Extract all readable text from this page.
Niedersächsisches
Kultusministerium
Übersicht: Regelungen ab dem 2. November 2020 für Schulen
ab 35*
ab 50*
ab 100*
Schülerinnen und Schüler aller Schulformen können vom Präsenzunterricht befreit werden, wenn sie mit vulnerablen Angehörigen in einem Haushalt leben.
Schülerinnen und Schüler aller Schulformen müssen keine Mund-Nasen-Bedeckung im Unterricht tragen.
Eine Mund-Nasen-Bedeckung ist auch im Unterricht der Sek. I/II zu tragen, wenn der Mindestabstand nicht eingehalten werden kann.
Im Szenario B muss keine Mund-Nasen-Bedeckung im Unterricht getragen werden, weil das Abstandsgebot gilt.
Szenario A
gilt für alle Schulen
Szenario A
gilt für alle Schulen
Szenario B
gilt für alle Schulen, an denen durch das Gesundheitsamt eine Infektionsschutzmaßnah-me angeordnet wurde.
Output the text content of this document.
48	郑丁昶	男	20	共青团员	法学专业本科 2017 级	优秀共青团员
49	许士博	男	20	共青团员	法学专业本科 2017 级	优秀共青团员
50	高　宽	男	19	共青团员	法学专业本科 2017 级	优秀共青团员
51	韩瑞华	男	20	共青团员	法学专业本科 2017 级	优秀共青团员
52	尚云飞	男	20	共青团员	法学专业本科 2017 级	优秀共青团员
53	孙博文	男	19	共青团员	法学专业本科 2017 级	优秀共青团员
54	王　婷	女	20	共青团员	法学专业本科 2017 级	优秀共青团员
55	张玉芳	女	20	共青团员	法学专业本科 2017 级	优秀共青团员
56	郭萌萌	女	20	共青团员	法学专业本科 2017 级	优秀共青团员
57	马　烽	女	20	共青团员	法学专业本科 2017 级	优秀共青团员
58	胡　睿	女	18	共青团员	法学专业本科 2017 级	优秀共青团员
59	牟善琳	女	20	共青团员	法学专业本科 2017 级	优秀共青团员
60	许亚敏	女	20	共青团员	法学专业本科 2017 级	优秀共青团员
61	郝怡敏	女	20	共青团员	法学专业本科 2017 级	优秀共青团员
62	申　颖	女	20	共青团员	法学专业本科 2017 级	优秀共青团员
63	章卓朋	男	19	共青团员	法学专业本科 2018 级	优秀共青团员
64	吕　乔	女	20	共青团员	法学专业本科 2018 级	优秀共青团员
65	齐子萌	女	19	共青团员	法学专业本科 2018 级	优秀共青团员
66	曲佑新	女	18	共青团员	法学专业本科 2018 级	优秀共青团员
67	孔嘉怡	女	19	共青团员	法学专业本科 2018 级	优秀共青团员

********

Do this: Check each line in the listing above for the string "Schüler", then report how many lines contain it, with no other text.

Answer to this exercise: 2